STATED EXERCISE –
Transcribe each record below word for word.

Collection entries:
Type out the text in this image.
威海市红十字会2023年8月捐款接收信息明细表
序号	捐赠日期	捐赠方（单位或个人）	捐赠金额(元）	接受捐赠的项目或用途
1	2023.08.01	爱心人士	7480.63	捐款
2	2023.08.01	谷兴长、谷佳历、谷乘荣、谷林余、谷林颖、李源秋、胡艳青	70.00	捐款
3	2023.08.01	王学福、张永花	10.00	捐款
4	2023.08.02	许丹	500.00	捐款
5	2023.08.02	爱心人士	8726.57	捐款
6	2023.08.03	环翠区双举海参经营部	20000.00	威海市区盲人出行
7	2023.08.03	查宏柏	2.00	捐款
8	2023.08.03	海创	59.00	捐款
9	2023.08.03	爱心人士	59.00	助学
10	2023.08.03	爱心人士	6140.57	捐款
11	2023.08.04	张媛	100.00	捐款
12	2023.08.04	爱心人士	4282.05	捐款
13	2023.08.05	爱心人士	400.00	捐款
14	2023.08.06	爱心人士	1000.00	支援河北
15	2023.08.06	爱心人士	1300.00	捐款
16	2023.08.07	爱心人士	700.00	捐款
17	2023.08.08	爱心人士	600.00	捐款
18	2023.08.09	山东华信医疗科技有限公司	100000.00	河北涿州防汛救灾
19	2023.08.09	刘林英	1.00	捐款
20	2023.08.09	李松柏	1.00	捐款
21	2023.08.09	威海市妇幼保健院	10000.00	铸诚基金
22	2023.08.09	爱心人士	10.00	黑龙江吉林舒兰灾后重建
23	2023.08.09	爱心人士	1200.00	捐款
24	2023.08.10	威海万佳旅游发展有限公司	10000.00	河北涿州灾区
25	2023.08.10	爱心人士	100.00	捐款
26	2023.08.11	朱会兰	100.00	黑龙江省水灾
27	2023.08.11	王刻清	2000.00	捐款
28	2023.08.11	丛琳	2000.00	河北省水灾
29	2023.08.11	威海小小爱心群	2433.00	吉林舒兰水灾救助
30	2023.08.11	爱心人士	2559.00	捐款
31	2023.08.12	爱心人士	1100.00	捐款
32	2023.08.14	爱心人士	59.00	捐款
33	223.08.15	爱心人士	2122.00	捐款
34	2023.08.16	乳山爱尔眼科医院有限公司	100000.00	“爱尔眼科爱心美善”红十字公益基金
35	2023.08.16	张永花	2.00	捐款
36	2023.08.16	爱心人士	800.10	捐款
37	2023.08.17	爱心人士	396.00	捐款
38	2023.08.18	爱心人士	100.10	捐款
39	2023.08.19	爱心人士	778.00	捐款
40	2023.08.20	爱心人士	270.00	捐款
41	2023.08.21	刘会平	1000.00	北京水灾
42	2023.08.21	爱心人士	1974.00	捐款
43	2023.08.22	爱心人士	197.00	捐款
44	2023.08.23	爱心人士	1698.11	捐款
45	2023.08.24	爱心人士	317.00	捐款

OUTPUT FOR THIS TASK –
Type out the text in this image.
威海市红十字会2023年8月捐款接收信息明细表
序号	捐赠日期	捐赠方（单位或个人）	捐赠金额(元）	接受捐赠的项目或用途
1	2023.08.01	爱心人士	7480.63	捐款
2	2023.08.01	谷兴长、谷佳历、谷乘荣、谷林余、谷林颖、李源秋、胡艳青	70.00	捐款
3	2023.08.01	王学福、张永花	10.00	捐款
4	2023.08.02	许丹	500.00	捐款
5	2023.08.02	爱心人士	8726.57	捐款
6	2023.08.03	环翠区双举海参经营部	20000.00	威海市区盲人出行
7	2023.08.03	查宏柏	2.00	捐款
8	2023.08.03	海创	59.00	捐款
9	2023.08.03	爱心人士	59.00	助学
10	2023.08.03	爱心人士	6140.57	捐款
11	2023.08.04	张媛	100.00	捐款
12	2023.08.04	爱心人士	4282.05	捐款
13	2023.08.05	爱心人士	400.00	捐款
14	2023.08.06	爱心人士	1000.00	支援河北
15	2023.08.06	爱心人士	1300.00	捐款
16	2023.08.07	爱心人士	700.00	捐款
17	2023.08.08	爱心人士	600.00	捐款
18	2023.08.09	山东华信医疗科技有限公司	100000.00	河北涿州防汛救灾
19	2023.08.09	刘林英	1.00	捐款
20	2023.08.09	李松柏	1.00	捐款
21	2023.08.09	威海市妇幼保健院	10000.00	铸诚基金
22	2023.08.09	爱心人士	10.00	黑龙江吉林舒兰灾后重建
23	2023.08.09	爱心人士	1200.00	捐款
24	2023.08.10	威海万佳旅游发展有限公司	10000.00	河北涿州灾区
25	2023.08.10	爱心人士	100.00	捐款
26	2023.08.11	朱会兰	100.00	黑龙江省水灾
27	2023.08.11	王刻清	2000.00	捐款
28	2023.08.11	丛琳	2000.00	河北省水灾
29	2023.08.11	威海小小爱心群	2433.00	吉林舒兰水灾救助
30	2023.08.11	爱心人士	2559.00	捐款
31	2023.08.12	爱心人士	1100.00	捐款
32	2023.08.14	爱心人士	59.00	捐款
33	223.08.15	爱心人士	2122.00	捐款
34	2023.08.16	乳山爱尔眼科医院有限公司	100000.00	“爱尔眼科爱心美善”红十字公益基金
35	2023.08.16	张永花	2.00	捐款
36	2023.08.16	爱心人士	800.10	捐款
37	2023.08.17	爱心人士	396.00	捐款
38	2023.08.18	爱心人士	100.10	捐款
39	2023.08.19	爱心人士	778.00	捐款
40	2023.08.20	爱心人士	270.00	捐款
41	2023.08.21	刘会平	1000.00	北京水灾
42	2023.08.21	爱心人士	1974.00	捐款
43	2023.08.22	爱心人士	197.00	捐款
44	2023.08.23	爱心人士	1698.11	捐款
45	2023.08.24	爱心人士	317.00	捐款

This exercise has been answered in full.